(Goal) Retype the material word for word.

(Given data)
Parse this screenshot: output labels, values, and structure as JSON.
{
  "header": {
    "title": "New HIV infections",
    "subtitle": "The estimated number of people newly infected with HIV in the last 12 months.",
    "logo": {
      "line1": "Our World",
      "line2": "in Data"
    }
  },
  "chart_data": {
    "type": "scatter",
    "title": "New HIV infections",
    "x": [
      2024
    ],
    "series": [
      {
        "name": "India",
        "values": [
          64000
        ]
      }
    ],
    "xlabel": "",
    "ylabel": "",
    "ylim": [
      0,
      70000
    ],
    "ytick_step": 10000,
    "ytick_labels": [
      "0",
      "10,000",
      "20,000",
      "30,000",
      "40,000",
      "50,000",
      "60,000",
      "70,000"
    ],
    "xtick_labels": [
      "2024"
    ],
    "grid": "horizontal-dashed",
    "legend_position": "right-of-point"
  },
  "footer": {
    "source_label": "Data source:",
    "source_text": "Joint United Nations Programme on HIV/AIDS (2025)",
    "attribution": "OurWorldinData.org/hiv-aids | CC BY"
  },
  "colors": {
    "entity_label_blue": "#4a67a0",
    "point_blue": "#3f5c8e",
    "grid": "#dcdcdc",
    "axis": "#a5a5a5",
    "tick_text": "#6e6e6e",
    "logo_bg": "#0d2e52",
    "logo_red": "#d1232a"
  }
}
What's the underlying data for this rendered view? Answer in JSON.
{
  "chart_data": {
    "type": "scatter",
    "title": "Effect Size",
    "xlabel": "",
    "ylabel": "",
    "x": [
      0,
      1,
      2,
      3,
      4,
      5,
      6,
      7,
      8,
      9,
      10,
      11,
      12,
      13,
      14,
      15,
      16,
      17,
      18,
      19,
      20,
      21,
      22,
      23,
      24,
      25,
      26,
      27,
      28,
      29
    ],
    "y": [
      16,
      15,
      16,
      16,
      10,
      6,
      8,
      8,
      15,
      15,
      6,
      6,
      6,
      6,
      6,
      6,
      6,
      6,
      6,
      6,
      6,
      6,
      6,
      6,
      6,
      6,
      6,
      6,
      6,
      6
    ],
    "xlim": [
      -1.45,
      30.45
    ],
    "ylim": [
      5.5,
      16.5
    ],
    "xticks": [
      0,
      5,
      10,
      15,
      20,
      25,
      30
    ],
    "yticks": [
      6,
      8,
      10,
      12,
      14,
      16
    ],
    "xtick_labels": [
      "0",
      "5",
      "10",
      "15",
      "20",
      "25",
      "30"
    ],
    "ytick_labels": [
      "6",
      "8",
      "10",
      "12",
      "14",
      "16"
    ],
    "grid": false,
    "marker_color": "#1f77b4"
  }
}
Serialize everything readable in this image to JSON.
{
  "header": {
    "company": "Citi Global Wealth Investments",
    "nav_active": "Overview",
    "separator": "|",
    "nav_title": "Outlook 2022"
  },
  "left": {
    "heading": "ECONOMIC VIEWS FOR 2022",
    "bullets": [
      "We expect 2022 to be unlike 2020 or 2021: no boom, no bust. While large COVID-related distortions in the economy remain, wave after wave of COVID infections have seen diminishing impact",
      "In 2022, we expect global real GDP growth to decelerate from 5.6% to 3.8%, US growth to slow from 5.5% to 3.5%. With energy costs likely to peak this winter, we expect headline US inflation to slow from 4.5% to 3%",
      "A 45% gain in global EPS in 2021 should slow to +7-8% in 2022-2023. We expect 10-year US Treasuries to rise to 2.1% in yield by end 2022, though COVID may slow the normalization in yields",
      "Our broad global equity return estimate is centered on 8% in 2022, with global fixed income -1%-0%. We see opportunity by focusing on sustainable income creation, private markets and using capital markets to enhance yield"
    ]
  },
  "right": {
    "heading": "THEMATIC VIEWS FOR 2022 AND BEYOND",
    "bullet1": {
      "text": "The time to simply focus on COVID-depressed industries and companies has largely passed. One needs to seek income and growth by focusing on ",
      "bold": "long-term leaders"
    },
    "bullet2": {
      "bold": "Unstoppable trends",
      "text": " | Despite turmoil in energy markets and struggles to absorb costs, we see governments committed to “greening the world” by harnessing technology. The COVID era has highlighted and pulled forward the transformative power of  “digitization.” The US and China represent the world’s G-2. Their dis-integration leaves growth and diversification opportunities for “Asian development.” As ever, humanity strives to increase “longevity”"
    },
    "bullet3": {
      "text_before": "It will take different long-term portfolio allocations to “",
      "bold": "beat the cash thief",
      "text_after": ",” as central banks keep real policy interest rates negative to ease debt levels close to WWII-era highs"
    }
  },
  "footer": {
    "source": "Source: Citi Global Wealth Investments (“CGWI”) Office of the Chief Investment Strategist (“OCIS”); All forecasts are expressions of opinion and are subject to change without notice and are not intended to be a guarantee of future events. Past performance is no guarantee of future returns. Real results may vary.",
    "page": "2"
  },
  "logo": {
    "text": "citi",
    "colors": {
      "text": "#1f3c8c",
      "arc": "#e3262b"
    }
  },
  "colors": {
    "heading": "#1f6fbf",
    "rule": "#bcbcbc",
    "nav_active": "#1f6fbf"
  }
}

(Output of the task)
Parse this screenshot: output labels, values, and structure as JSON.
{
  "header": {
    "title": "New HIV infections",
    "subtitle": "The estimated number of people newly infected with HIV in the last 12 months.",
    "logo": {
      "line1": "Our World",
      "line2": "in Data"
    }
  },
  "chart_data": {
    "type": "scatter",
    "title": "New HIV infections",
    "x": [
      2024
    ],
    "series": [
      {
        "name": "India",
        "values": [
          64000
        ]
      }
    ],
    "xlabel": "",
    "ylabel": "",
    "ylim": [
      0,
      70000
    ],
    "ytick_step": 10000,
    "ytick_labels": [
      "0",
      "10,000",
      "20,000",
      "30,000",
      "40,000",
      "50,000",
      "60,000",
      "70,000"
    ],
    "xtick_labels": [
      "2024"
    ],
    "grid": "horizontal-dashed",
    "legend_position": "right-of-point"
  },
  "footer": {
    "source_label": "Data source:",
    "source_text": "Joint United Nations Programme on HIV/AIDS (2025)",
    "attribution": "OurWorldinData.org/hiv-aids | CC BY"
  },
  "colors": {
    "entity_label_blue": "#4a67a0",
    "point_blue": "#3f5c8e",
    "grid": "#dcdcdc",
    "axis": "#a5a5a5",
    "tick_text": "#6e6e6e",
    "logo_bg": "#0d2e52",
    "logo_red": "#d1232a"
  }
}
What's the underlying data for this rendered view? Answer in JSON.
{
  "chart_data": {
    "type": "scatter",
    "title": "Effect Size",
    "xlabel": "",
    "ylabel": "",
    "x": [
      0,
      1,
      2,
      3,
      4,
      5,
      6,
      7,
      8,
      9,
      10,
      11,
      12,
      13,
      14,
      15,
      16,
      17,
      18,
      19,
      20,
      21,
      22,
      23,
      24,
      25,
      26,
      27,
      28,
      29
    ],
    "y": [
      16,
      15,
      16,
      16,
      10,
      6,
      8,
      8,
      15,
      15,
      6,
      6,
      6,
      6,
      6,
      6,
      6,
      6,
      6,
      6,
      6,
      6,
      6,
      6,
      6,
      6,
      6,
      6,
      6,
      6
    ],
    "xlim": [
      -1.45,
      30.45
    ],
    "ylim": [
      5.5,
      16.5
    ],
    "xticks": [
      0,
      5,
      10,
      15,
      20,
      25,
      30
    ],
    "yticks": [
      6,
      8,
      10,
      12,
      14,
      16
    ],
    "xtick_labels": [
      "0",
      "5",
      "10",
      "15",
      "20",
      "25",
      "30"
    ],
    "ytick_labels": [
      "6",
      "8",
      "10",
      "12",
      "14",
      "16"
    ],
    "grid": false,
    "marker_color": "#1f77b4"
  }
}
Serialize everything readable in this image to JSON.
{
  "header": {
    "company": "Citi Global Wealth Investments",
    "nav_active": "Overview",
    "separator": "|",
    "nav_title": "Outlook 2022"
  },
  "left": {
    "heading": "ECONOMIC VIEWS FOR 2022",
    "bullets": [
      "We expect 2022 to be unlike 2020 or 2021: no boom, no bust. While large COVID-related distortions in the economy remain, wave after wave of COVID infections have seen diminishing impact",
      "In 2022, we expect global real GDP growth to decelerate from 5.6% to 3.8%, US growth to slow from 5.5% to 3.5%. With energy costs likely to peak this winter, we expect headline US inflation to slow from 4.5% to 3%",
      "A 45% gain in global EPS in 2021 should slow to +7-8% in 2022-2023. We expect 10-year US Treasuries to rise to 2.1% in yield by end 2022, though COVID may slow the normalization in yields",
      "Our broad global equity return estimate is centered on 8% in 2022, with global fixed income -1%-0%. We see opportunity by focusing on sustainable income creation, private markets and using capital markets to enhance yield"
    ]
  },
  "right": {
    "heading": "THEMATIC VIEWS FOR 2022 AND BEYOND",
    "bullet1": {
      "text": "The time to simply focus on COVID-depressed industries and companies has largely passed. One needs to seek income and growth by focusing on ",
      "bold": "long-term leaders"
    },
    "bullet2": {
      "bold": "Unstoppable trends",
      "text": " | Despite turmoil in energy markets and struggles to absorb costs, we see governments committed to “greening the world” by harnessing technology. The COVID era has highlighted and pulled forward the transformative power of  “digitization.” The US and China represent the world’s G-2. Their dis-integration leaves growth and diversification opportunities for “Asian development.” As ever, humanity strives to increase “longevity”"
    },
    "bullet3": {
      "text_before": "It will take different long-term portfolio allocations to “",
      "bold": "beat the cash thief",
      "text_after": ",” as central banks keep real policy interest rates negative to ease debt levels close to WWII-era highs"
    }
  },
  "footer": {
    "source": "Source: Citi Global Wealth Investments (“CGWI”) Office of the Chief Investment Strategist (“OCIS”); All forecasts are expressions of opinion and are subject to change without notice and are not intended to be a guarantee of future events. Past performance is no guarantee of future returns. Real results may vary.",
    "page": "2"
  },
  "logo": {
    "text": "citi",
    "colors": {
      "text": "#1f3c8c",
      "arc": "#e3262b"
    }
  },
  "colors": {
    "heading": "#1f6fbf",
    "rule": "#bcbcbc",
    "nav_active": "#1f6fbf"
  }
}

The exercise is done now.